**Données fournies:**
::::::::::
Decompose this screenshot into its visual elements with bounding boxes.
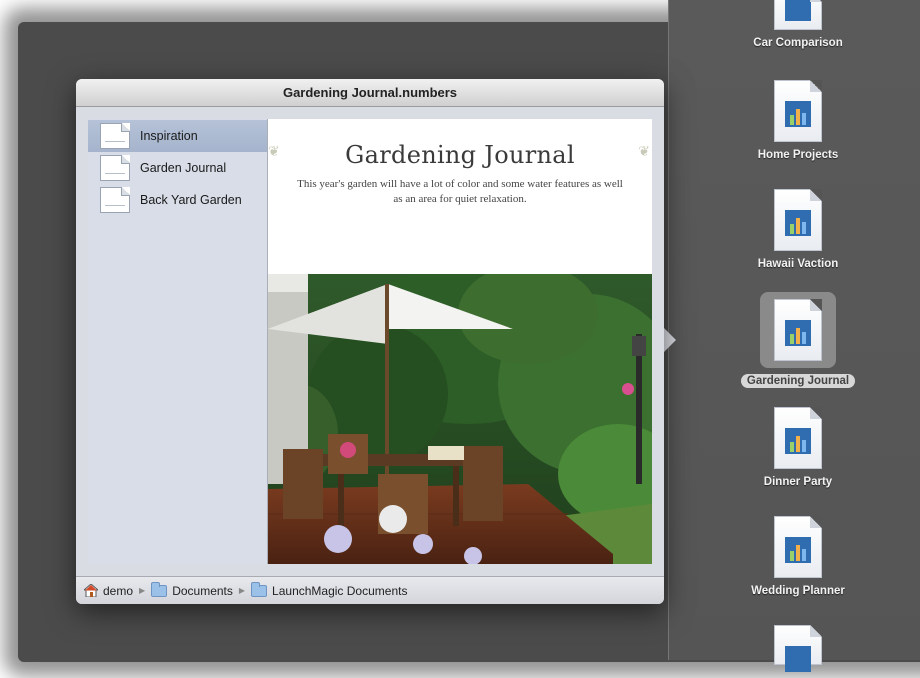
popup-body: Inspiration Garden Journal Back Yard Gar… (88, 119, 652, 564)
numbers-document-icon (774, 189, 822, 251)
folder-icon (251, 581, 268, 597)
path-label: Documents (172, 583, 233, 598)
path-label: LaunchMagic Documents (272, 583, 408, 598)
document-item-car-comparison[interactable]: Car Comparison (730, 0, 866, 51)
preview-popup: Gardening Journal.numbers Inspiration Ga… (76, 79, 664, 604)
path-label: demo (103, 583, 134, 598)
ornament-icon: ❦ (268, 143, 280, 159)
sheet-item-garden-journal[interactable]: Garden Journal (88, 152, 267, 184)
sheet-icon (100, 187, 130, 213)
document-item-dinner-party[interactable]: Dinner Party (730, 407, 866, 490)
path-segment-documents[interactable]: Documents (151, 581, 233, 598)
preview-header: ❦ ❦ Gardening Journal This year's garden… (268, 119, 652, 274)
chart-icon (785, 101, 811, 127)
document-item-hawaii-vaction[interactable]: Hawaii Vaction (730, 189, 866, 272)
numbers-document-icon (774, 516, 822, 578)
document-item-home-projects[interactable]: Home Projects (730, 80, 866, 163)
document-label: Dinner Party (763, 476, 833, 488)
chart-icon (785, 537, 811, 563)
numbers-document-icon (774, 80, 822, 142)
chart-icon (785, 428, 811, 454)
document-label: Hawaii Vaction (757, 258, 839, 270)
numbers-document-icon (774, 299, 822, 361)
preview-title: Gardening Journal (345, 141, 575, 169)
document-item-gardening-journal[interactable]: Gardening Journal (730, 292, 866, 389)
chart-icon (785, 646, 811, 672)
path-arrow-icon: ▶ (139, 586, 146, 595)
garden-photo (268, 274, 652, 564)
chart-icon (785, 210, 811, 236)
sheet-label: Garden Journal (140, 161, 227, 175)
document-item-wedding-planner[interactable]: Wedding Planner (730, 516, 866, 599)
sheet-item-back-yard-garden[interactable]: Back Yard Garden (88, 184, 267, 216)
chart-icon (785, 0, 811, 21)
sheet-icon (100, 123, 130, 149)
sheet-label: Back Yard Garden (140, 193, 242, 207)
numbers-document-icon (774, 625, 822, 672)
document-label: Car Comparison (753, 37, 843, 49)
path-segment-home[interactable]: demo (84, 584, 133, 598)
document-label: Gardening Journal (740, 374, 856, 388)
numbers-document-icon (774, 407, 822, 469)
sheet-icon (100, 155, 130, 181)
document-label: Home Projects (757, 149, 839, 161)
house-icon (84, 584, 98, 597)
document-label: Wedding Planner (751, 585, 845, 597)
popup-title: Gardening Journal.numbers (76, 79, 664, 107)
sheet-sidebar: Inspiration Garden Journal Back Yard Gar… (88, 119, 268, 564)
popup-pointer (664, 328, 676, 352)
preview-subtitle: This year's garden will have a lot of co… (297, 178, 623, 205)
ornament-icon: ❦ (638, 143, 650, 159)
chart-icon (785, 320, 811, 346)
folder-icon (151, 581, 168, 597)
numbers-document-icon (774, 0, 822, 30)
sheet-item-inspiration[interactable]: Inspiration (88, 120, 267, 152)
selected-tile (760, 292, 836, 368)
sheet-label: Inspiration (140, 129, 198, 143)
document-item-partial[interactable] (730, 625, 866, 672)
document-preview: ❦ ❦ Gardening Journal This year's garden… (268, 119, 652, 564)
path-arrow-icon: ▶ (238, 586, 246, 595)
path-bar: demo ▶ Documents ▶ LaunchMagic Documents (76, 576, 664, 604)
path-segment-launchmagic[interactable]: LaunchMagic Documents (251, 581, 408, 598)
::::::::::
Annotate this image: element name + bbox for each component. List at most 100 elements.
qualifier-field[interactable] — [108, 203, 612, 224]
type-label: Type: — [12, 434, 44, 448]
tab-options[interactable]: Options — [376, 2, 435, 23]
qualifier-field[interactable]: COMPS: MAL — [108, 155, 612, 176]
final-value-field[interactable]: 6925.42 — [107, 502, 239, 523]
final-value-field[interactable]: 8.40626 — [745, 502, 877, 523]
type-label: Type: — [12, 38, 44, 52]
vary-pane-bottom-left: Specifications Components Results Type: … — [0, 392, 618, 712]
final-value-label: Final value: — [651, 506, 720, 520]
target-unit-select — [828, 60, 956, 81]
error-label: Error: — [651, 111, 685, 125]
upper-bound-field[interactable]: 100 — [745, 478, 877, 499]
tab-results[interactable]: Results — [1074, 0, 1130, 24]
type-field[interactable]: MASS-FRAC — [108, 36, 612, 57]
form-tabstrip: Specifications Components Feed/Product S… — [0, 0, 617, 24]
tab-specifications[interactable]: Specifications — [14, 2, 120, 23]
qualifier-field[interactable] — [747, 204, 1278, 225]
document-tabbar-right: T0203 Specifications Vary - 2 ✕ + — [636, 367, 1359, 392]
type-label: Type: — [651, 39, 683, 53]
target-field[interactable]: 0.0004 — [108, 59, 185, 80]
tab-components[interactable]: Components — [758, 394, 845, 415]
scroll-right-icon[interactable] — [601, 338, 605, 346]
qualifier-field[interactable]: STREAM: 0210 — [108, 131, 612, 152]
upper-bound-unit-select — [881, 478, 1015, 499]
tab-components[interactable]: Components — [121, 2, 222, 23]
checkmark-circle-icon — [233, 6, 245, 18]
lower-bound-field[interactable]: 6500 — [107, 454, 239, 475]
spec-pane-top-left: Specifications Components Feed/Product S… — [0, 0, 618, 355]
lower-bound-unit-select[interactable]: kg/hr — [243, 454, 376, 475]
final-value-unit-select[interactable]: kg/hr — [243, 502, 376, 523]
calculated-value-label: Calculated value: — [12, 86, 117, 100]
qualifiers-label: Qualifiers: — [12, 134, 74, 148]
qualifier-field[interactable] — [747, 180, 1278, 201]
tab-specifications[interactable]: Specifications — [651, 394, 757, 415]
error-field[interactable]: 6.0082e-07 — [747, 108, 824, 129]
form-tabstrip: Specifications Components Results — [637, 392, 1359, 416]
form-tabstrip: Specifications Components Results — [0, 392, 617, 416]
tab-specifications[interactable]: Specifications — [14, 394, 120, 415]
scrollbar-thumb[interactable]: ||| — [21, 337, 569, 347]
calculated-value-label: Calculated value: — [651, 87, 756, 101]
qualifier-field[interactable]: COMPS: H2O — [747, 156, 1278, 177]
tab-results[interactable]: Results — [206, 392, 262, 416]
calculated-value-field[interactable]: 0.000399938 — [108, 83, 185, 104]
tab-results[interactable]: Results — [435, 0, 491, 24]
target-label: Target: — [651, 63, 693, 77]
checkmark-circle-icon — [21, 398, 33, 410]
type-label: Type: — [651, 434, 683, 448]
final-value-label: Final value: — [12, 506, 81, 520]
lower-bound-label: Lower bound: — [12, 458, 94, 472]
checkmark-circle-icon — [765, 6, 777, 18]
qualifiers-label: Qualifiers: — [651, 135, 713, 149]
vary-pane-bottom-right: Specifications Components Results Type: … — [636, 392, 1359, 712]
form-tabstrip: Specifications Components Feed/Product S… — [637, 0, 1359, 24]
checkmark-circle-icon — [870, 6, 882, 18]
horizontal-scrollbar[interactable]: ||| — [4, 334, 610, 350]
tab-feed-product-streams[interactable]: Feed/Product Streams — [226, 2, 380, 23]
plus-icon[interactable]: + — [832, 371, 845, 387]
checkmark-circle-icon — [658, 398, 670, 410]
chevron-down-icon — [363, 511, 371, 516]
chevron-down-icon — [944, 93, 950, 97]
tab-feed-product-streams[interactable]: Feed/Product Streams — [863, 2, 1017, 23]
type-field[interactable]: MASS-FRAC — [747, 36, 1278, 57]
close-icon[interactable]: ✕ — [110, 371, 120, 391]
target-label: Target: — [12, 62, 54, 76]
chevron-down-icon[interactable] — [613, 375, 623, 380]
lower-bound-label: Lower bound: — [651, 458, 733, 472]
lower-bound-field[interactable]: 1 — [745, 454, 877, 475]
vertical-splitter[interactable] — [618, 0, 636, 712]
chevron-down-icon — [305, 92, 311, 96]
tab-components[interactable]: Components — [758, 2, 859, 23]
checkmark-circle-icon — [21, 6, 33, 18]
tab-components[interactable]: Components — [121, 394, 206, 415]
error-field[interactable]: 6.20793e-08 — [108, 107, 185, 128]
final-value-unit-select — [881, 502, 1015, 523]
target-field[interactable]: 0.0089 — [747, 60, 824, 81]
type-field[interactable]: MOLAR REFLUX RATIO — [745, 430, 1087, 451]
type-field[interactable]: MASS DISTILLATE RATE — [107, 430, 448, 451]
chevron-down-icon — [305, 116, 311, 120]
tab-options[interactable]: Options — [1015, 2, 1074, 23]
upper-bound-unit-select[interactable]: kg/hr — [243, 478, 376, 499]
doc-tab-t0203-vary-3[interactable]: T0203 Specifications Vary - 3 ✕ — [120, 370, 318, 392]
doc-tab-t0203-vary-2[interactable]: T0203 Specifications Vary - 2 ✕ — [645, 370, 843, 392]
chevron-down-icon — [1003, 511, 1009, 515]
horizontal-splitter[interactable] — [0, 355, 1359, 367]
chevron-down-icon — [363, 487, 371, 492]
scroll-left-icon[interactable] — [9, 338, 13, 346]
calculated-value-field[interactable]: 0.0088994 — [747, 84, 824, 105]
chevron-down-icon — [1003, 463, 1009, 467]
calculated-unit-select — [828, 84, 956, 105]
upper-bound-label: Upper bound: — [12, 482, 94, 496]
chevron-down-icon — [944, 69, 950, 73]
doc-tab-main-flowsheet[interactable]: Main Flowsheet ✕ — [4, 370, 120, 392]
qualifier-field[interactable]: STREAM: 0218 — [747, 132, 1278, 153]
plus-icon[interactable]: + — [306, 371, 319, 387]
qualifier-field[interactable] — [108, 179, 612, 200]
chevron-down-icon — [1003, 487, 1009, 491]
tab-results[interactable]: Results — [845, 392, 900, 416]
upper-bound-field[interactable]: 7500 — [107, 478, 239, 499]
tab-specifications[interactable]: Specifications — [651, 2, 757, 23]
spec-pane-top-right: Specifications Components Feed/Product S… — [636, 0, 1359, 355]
::::::::::
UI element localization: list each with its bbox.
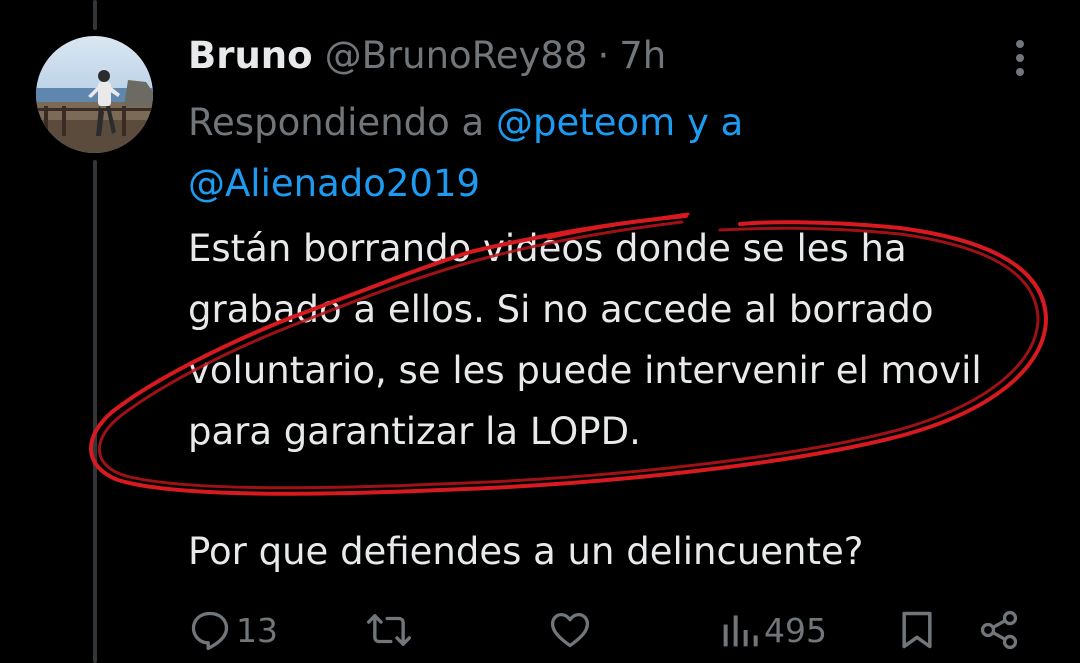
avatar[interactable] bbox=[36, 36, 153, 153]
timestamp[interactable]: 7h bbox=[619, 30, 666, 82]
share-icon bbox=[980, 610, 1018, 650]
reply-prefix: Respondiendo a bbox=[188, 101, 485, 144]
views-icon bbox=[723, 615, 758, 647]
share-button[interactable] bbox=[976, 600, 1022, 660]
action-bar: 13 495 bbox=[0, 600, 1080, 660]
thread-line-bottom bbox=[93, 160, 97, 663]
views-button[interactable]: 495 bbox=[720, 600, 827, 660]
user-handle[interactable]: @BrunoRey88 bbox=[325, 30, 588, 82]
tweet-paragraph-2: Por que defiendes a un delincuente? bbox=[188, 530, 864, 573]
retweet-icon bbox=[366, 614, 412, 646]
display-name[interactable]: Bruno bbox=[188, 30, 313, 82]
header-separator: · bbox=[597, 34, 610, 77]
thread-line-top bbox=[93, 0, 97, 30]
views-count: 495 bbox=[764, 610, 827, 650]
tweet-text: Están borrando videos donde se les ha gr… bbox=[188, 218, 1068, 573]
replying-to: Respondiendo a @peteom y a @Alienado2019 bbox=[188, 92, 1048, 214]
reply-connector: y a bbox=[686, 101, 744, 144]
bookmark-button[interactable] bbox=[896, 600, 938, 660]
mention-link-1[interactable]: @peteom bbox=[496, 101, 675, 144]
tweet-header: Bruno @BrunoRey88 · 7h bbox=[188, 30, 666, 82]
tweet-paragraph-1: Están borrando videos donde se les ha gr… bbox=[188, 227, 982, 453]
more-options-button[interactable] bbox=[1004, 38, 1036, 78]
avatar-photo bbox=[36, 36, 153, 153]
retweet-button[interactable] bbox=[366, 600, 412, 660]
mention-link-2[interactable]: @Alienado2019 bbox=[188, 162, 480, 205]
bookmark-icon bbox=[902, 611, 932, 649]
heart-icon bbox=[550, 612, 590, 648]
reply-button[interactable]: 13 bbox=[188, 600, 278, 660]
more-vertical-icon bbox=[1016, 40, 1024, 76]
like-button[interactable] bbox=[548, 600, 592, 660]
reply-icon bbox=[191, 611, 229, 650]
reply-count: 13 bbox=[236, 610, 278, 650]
::::::::::
**Objectif:** Affichez chaque ligne des données qui contient la chaîne "chart", en tenant compte de la casse.

**Résultat obtenu:**
chart-icon (785, 101, 811, 127)
chart-icon (785, 537, 811, 563)
chart-icon (785, 428, 811, 454)
chart-icon (785, 646, 811, 672)
chart-icon (785, 210, 811, 236)
chart-icon (785, 0, 811, 21)
chart-icon (785, 320, 811, 346)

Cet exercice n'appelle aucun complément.